Required task. Find each line holding the word "départ" and give the total alone.
— Begin Record excerpts —
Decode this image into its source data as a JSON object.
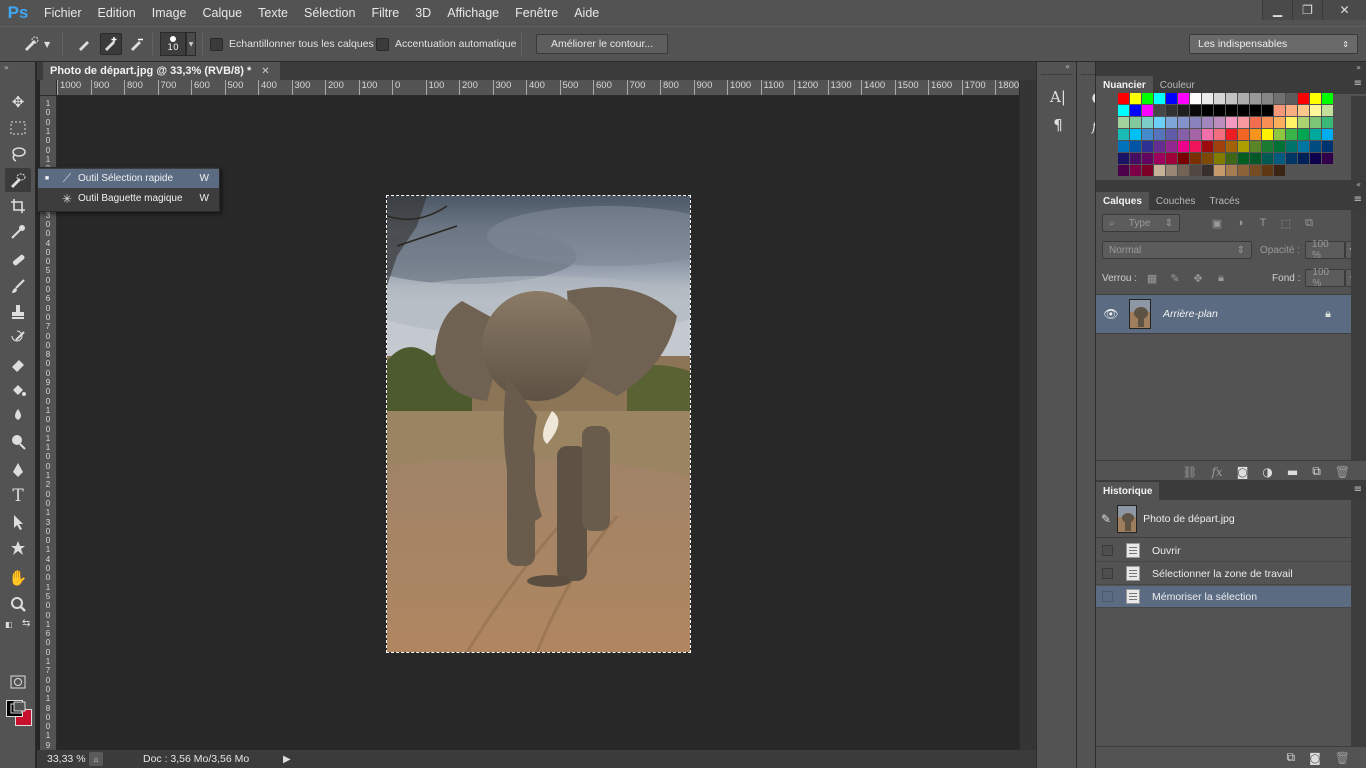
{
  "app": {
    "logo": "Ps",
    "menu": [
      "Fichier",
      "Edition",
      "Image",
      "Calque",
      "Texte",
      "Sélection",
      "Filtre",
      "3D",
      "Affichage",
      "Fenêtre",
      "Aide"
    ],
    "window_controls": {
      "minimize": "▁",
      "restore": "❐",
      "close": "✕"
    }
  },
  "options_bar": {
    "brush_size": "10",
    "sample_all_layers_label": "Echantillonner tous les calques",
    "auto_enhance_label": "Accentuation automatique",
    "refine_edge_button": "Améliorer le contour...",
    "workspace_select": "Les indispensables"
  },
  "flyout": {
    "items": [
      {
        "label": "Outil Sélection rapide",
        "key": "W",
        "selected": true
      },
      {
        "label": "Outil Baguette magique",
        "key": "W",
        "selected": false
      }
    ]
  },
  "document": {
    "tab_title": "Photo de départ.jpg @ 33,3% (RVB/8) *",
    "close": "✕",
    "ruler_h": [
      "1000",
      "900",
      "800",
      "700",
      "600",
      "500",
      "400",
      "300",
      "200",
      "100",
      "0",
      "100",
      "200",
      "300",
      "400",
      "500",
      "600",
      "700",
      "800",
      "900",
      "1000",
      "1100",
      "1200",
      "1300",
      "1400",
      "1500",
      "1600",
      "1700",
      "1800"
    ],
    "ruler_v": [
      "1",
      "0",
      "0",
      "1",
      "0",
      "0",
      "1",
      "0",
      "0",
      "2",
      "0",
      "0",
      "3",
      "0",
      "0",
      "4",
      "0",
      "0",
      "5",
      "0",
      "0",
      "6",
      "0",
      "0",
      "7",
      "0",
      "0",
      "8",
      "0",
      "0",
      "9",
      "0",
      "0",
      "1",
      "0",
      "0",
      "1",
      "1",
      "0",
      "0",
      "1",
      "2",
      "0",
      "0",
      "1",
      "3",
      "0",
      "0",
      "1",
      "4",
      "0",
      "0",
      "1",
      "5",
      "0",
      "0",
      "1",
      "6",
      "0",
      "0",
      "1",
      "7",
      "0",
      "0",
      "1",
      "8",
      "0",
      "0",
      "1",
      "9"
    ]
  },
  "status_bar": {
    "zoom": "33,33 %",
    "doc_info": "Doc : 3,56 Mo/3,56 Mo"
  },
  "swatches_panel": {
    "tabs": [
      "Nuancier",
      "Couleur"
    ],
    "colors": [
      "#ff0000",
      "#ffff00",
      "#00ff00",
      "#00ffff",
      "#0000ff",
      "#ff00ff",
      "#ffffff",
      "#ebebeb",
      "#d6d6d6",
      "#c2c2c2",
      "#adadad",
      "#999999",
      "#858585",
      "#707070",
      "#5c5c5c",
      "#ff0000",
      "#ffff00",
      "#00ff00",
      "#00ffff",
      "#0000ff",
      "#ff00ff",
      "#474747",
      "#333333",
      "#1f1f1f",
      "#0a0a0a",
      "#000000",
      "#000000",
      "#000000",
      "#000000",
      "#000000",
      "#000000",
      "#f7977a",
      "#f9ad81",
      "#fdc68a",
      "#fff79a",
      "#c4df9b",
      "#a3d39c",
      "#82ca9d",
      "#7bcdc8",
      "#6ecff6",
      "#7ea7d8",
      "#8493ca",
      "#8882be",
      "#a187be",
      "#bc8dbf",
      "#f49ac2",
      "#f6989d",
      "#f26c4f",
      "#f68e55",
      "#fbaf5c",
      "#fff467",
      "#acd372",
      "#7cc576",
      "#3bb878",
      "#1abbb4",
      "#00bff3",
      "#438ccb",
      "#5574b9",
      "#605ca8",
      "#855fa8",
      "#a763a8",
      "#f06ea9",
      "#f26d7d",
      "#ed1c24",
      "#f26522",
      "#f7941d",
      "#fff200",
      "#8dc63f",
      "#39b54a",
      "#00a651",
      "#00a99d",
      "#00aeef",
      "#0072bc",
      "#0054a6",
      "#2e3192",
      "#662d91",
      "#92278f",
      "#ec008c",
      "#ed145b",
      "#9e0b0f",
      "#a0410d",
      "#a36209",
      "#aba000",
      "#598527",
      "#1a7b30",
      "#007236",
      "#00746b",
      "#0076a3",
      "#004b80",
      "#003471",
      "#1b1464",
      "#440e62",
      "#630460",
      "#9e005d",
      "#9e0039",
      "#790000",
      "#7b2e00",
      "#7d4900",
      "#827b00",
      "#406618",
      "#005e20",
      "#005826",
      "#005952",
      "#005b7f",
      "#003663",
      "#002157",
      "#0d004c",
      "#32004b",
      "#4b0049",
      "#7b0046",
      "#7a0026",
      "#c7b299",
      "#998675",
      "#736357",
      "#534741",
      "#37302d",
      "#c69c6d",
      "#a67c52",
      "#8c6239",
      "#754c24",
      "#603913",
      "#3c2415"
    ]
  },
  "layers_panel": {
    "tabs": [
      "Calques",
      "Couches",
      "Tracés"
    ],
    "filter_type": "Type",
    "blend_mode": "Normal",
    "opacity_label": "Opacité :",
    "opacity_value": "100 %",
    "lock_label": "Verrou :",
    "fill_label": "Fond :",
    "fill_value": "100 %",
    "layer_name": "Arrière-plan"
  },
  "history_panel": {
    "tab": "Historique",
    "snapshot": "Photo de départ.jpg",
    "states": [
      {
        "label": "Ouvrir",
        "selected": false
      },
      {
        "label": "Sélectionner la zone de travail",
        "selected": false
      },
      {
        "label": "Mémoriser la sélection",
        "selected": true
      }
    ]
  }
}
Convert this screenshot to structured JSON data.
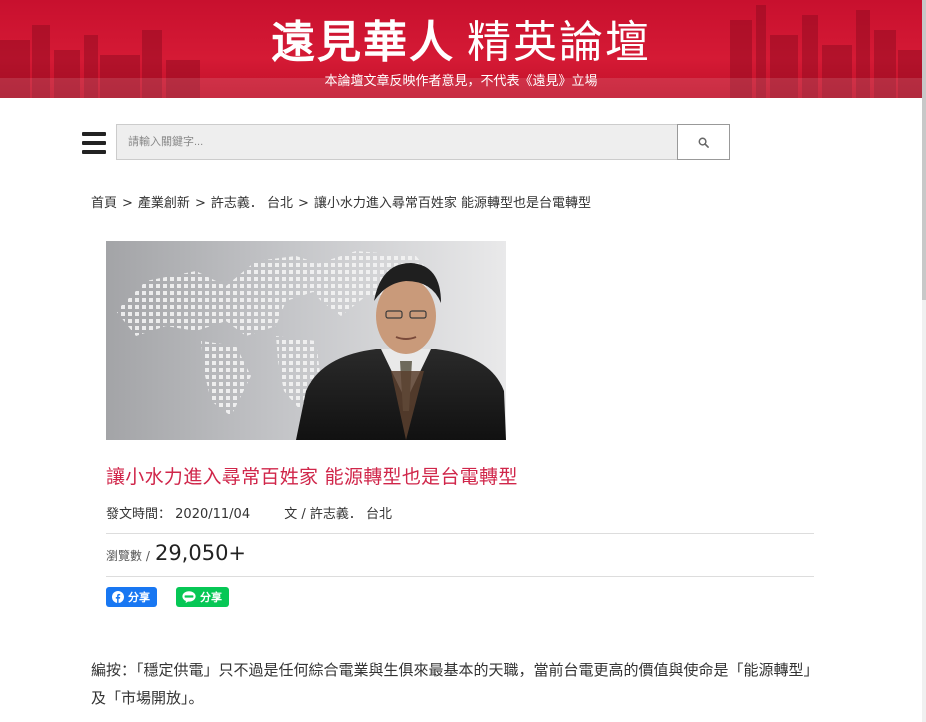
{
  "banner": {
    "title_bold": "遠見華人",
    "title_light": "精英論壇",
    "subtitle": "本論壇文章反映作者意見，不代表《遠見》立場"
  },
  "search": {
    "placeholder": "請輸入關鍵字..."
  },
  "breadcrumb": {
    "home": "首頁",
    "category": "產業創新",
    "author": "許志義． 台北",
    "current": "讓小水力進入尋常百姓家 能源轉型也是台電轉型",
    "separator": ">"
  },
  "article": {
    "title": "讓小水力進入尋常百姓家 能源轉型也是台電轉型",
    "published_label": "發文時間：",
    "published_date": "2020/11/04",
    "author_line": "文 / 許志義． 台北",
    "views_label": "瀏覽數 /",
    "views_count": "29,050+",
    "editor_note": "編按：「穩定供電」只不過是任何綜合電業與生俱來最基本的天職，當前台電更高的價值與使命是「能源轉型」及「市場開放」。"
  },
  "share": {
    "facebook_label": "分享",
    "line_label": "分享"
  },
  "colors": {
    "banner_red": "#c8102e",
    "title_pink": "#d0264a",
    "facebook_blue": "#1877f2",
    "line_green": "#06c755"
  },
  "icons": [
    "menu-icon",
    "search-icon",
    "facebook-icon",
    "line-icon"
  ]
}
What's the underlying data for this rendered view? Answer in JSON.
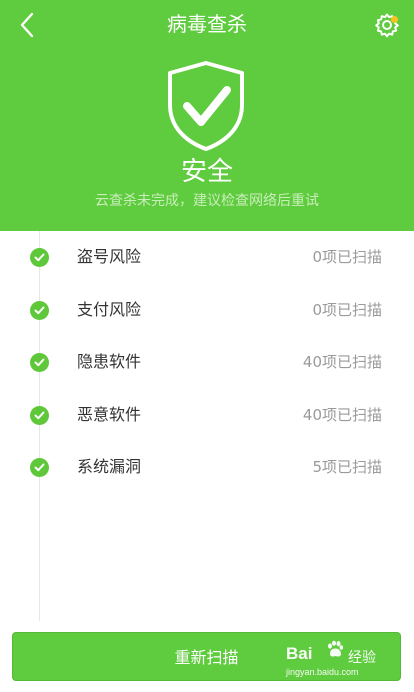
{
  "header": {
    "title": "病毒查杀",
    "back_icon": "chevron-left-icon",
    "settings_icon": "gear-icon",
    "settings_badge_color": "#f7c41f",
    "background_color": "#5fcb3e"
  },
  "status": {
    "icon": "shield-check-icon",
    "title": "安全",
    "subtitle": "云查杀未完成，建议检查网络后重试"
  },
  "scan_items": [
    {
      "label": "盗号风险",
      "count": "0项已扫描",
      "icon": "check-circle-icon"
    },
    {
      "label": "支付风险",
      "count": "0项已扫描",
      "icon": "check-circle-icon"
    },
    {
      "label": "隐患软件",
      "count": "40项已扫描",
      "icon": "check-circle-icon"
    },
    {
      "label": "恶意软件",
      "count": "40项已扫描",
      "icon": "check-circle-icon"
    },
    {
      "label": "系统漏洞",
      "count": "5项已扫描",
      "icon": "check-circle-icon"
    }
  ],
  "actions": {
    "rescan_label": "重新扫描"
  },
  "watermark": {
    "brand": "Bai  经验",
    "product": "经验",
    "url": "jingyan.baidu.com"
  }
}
— End Record excerpts —
Answer to the task. 2